Turn each line of the records below into a JSON list of strings, one string per line, with blank lines omitted. Leave the pictures out.

-------- GIVEN INFORMATION

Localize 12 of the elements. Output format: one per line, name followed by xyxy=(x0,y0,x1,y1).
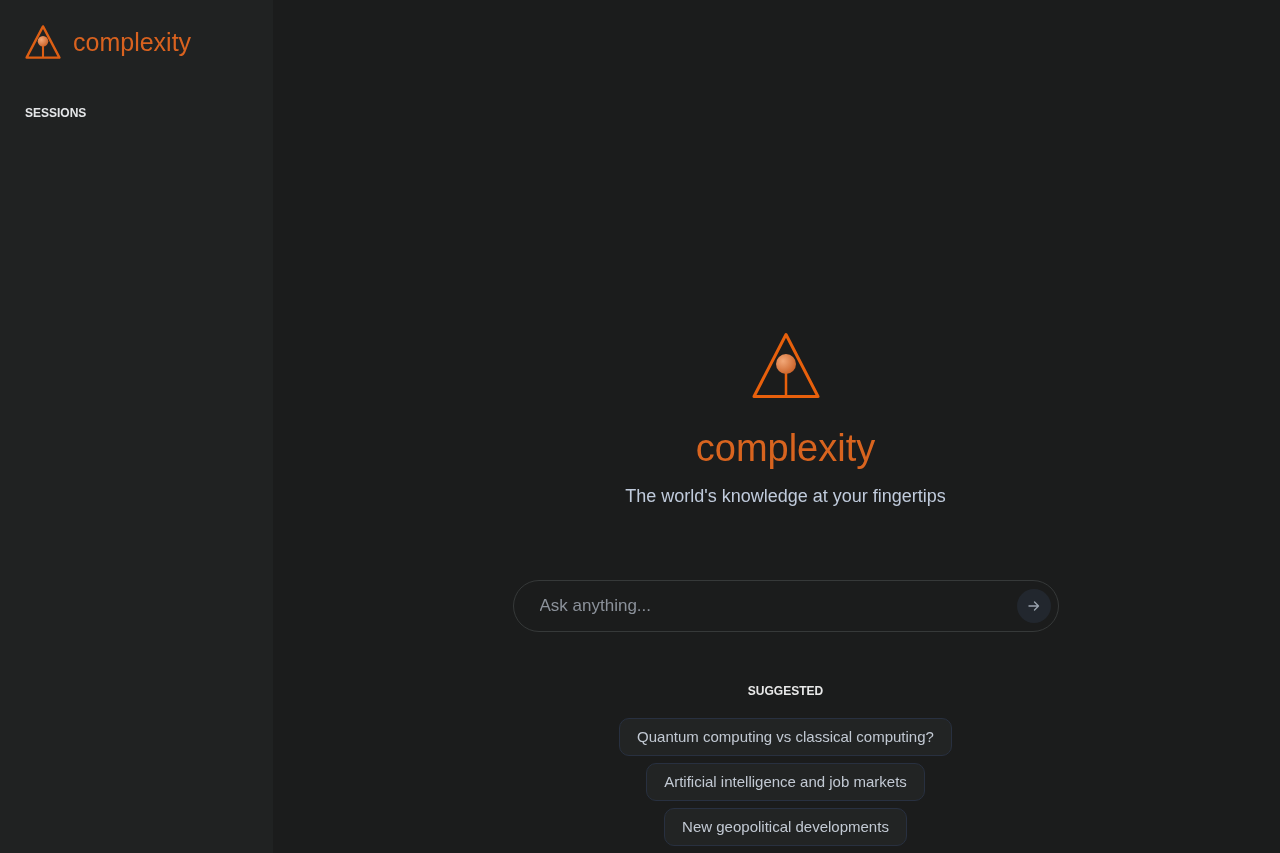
suggestion-chip[interactable]: Quantum computing vs classical computing? xyxy=(619,718,952,756)
suggested-heading: SUGGESTED xyxy=(747,683,824,699)
triangle-pin-logo-icon xyxy=(751,332,820,399)
search-field[interactable]: Ask anything... xyxy=(512,580,1059,632)
suggestion-chip[interactable]: Artificial intelligence and job markets xyxy=(646,763,925,801)
tagline: The world's knowledge at your fingertips xyxy=(625,485,946,508)
triangle-pin-logo-icon xyxy=(25,24,61,60)
arrow-right-icon xyxy=(1027,600,1040,612)
sessions-heading: SESSIONS xyxy=(25,105,88,121)
brand-name[interactable]: complexity xyxy=(73,27,192,57)
hero-title: complexity xyxy=(695,426,876,471)
suggestion-chip[interactable]: New geopolitical developments xyxy=(664,808,907,846)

----------------

#### THE COMPLETED TASK
[
  "Localize 12 of the elements. Output format: one per line, name followed by xyxy=(x0,y0,x1,y1).",
  "suggestion-chip[interactable]: Quantum computing vs classical computing? xyxy=(619,718,952,756)",
  "suggested-heading: SUGGESTED xyxy=(747,683,824,699)",
  "triangle-pin-logo-icon xyxy=(751,332,820,399)",
  "search-field[interactable]: Ask anything... xyxy=(512,580,1059,632)",
  "suggestion-chip[interactable]: Artificial intelligence and job markets xyxy=(646,763,925,801)",
  "tagline: The world's knowledge at your fingertips xyxy=(625,485,946,508)",
  "triangle-pin-logo-icon xyxy=(25,24,61,60)",
  "arrow-right-icon xyxy=(1027,600,1040,612)",
  "sessions-heading: SESSIONS xyxy=(25,105,88,121)",
  "brand-name[interactable]: complexity xyxy=(73,27,192,57)",
  "hero-title: complexity xyxy=(695,426,876,471)",
  "suggestion-chip[interactable]: New geopolitical developments xyxy=(664,808,907,846)"
]